Work to do - Transcribe the material below exactly as it appears.

Exercise data -
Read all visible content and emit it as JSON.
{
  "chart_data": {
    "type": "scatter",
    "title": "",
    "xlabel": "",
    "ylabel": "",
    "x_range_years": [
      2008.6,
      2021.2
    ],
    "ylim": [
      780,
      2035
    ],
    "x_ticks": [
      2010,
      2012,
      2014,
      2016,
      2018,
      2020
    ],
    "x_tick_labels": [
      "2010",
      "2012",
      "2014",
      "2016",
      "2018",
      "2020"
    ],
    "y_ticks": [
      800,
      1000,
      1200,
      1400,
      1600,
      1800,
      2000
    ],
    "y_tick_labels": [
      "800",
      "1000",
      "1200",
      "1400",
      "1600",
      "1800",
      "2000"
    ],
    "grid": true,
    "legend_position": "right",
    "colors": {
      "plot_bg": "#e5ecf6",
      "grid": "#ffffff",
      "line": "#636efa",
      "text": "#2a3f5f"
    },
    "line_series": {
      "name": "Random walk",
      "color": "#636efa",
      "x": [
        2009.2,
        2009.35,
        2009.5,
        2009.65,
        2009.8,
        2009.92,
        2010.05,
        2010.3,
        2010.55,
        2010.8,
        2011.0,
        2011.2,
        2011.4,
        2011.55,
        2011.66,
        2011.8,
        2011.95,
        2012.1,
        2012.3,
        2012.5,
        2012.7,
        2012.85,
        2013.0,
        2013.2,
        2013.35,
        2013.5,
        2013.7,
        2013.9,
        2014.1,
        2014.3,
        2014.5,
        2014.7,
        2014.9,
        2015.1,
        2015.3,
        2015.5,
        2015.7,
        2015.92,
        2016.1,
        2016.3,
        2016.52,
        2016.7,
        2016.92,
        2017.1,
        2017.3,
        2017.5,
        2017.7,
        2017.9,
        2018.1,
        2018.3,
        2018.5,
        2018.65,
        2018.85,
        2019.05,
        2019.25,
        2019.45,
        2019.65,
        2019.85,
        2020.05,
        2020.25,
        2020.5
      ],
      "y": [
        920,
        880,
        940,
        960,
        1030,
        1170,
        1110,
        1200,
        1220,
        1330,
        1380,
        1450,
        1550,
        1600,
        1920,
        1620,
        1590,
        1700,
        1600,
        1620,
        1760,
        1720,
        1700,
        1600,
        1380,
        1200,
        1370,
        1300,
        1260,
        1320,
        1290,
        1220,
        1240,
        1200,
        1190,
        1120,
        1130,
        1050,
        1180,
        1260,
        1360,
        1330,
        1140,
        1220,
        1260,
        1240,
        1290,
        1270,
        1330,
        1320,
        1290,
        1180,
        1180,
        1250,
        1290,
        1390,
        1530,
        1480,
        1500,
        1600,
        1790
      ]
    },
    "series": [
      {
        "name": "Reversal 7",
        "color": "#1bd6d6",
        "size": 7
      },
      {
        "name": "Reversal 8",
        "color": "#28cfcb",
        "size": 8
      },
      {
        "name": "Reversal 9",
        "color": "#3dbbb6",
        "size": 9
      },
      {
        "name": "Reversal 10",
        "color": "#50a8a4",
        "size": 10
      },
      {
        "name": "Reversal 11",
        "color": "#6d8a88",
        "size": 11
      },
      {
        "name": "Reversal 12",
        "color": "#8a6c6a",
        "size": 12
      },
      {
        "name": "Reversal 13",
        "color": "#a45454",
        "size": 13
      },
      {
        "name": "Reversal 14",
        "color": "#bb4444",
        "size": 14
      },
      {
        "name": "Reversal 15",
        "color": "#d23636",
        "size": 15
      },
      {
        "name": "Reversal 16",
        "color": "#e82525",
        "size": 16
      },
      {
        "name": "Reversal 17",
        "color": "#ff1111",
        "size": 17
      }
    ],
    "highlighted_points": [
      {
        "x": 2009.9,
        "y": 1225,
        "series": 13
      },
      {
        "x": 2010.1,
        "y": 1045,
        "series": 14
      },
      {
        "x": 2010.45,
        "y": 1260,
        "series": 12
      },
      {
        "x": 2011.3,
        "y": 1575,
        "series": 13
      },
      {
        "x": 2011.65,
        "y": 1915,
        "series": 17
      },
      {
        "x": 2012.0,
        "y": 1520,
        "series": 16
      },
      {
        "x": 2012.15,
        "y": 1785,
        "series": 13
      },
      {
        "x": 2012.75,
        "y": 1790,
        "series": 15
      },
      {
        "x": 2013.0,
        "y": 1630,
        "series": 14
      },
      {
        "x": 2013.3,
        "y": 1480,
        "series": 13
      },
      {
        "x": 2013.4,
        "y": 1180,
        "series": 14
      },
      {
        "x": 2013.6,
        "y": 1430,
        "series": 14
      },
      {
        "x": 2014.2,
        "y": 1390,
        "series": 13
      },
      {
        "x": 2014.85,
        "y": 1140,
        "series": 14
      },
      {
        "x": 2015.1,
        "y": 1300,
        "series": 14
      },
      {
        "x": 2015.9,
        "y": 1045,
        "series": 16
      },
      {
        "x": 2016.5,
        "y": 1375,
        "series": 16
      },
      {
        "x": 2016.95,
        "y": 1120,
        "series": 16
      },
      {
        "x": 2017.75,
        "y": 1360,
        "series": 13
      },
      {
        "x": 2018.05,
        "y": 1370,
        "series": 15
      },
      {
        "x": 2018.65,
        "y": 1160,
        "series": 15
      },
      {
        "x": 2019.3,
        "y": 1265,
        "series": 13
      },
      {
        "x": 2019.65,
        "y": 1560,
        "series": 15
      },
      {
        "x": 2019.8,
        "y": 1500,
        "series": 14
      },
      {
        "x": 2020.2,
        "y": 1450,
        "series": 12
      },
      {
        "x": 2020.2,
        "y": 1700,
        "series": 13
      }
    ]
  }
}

Final answer -
Read all visible content and emit it as JSON.
{
  "chart_data": {
    "type": "scatter",
    "title": "",
    "xlabel": "",
    "ylabel": "",
    "x_range_years": [
      2008.6,
      2021.2
    ],
    "ylim": [
      780,
      2035
    ],
    "x_ticks": [
      2010,
      2012,
      2014,
      2016,
      2018,
      2020
    ],
    "x_tick_labels": [
      "2010",
      "2012",
      "2014",
      "2016",
      "2018",
      "2020"
    ],
    "y_ticks": [
      800,
      1000,
      1200,
      1400,
      1600,
      1800,
      2000
    ],
    "y_tick_labels": [
      "800",
      "1000",
      "1200",
      "1400",
      "1600",
      "1800",
      "2000"
    ],
    "grid": true,
    "legend_position": "right",
    "colors": {
      "plot_bg": "#e5ecf6",
      "grid": "#ffffff",
      "line": "#636efa",
      "text": "#2a3f5f"
    },
    "line_series": {
      "name": "Random walk",
      "color": "#636efa",
      "x": [
        2009.2,
        2009.35,
        2009.5,
        2009.65,
        2009.8,
        2009.92,
        2010.05,
        2010.3,
        2010.55,
        2010.8,
        2011.0,
        2011.2,
        2011.4,
        2011.55,
        2011.66,
        2011.8,
        2011.95,
        2012.1,
        2012.3,
        2012.5,
        2012.7,
        2012.85,
        2013.0,
        2013.2,
        2013.35,
        2013.5,
        2013.7,
        2013.9,
        2014.1,
        2014.3,
        2014.5,
        2014.7,
        2014.9,
        2015.1,
        2015.3,
        2015.5,
        2015.7,
        2015.92,
        2016.1,
        2016.3,
        2016.52,
        2016.7,
        2016.92,
        2017.1,
        2017.3,
        2017.5,
        2017.7,
        2017.9,
        2018.1,
        2018.3,
        2018.5,
        2018.65,
        2018.85,
        2019.05,
        2019.25,
        2019.45,
        2019.65,
        2019.85,
        2020.05,
        2020.25,
        2020.5
      ],
      "y": [
        920,
        880,
        940,
        960,
        1030,
        1170,
        1110,
        1200,
        1220,
        1330,
        1380,
        1450,
        1550,
        1600,
        1920,
        1620,
        1590,
        1700,
        1600,
        1620,
        1760,
        1720,
        1700,
        1600,
        1380,
        1200,
        1370,
        1300,
        1260,
        1320,
        1290,
        1220,
        1240,
        1200,
        1190,
        1120,
        1130,
        1050,
        1180,
        1260,
        1360,
        1330,
        1140,
        1220,
        1260,
        1240,
        1290,
        1270,
        1330,
        1320,
        1290,
        1180,
        1180,
        1250,
        1290,
        1390,
        1530,
        1480,
        1500,
        1600,
        1790
      ]
    },
    "series": [
      {
        "name": "Reversal 7",
        "color": "#1bd6d6",
        "size": 7
      },
      {
        "name": "Reversal 8",
        "color": "#28cfcb",
        "size": 8
      },
      {
        "name": "Reversal 9",
        "color": "#3dbbb6",
        "size": 9
      },
      {
        "name": "Reversal 10",
        "color": "#50a8a4",
        "size": 10
      },
      {
        "name": "Reversal 11",
        "color": "#6d8a88",
        "size": 11
      },
      {
        "name": "Reversal 12",
        "color": "#8a6c6a",
        "size": 12
      },
      {
        "name": "Reversal 13",
        "color": "#a45454",
        "size": 13
      },
      {
        "name": "Reversal 14",
        "color": "#bb4444",
        "size": 14
      },
      {
        "name": "Reversal 15",
        "color": "#d23636",
        "size": 15
      },
      {
        "name": "Reversal 16",
        "color": "#e82525",
        "size": 16
      },
      {
        "name": "Reversal 17",
        "color": "#ff1111",
        "size": 17
      }
    ],
    "highlighted_points": [
      {
        "x": 2009.9,
        "y": 1225,
        "series": 13
      },
      {
        "x": 2010.1,
        "y": 1045,
        "series": 14
      },
      {
        "x": 2010.45,
        "y": 1260,
        "series": 12
      },
      {
        "x": 2011.3,
        "y": 1575,
        "series": 13
      },
      {
        "x": 2011.65,
        "y": 1915,
        "series": 17
      },
      {
        "x": 2012.0,
        "y": 1520,
        "series": 16
      },
      {
        "x": 2012.15,
        "y": 1785,
        "series": 13
      },
      {
        "x": 2012.75,
        "y": 1790,
        "series": 15
      },
      {
        "x": 2013.0,
        "y": 1630,
        "series": 14
      },
      {
        "x": 2013.3,
        "y": 1480,
        "series": 13
      },
      {
        "x": 2013.4,
        "y": 1180,
        "series": 14
      },
      {
        "x": 2013.6,
        "y": 1430,
        "series": 14
      },
      {
        "x": 2014.2,
        "y": 1390,
        "series": 13
      },
      {
        "x": 2014.85,
        "y": 1140,
        "series": 14
      },
      {
        "x": 2015.1,
        "y": 1300,
        "series": 14
      },
      {
        "x": 2015.9,
        "y": 1045,
        "series": 16
      },
      {
        "x": 2016.5,
        "y": 1375,
        "series": 16
      },
      {
        "x": 2016.95,
        "y": 1120,
        "series": 16
      },
      {
        "x": 2017.75,
        "y": 1360,
        "series": 13
      },
      {
        "x": 2018.05,
        "y": 1370,
        "series": 15
      },
      {
        "x": 2018.65,
        "y": 1160,
        "series": 15
      },
      {
        "x": 2019.3,
        "y": 1265,
        "series": 13
      },
      {
        "x": 2019.65,
        "y": 1560,
        "series": 15
      },
      {
        "x": 2019.8,
        "y": 1500,
        "series": 14
      },
      {
        "x": 2020.2,
        "y": 1450,
        "series": 12
      },
      {
        "x": 2020.2,
        "y": 1700,
        "series": 13
      }
    ]
  }
}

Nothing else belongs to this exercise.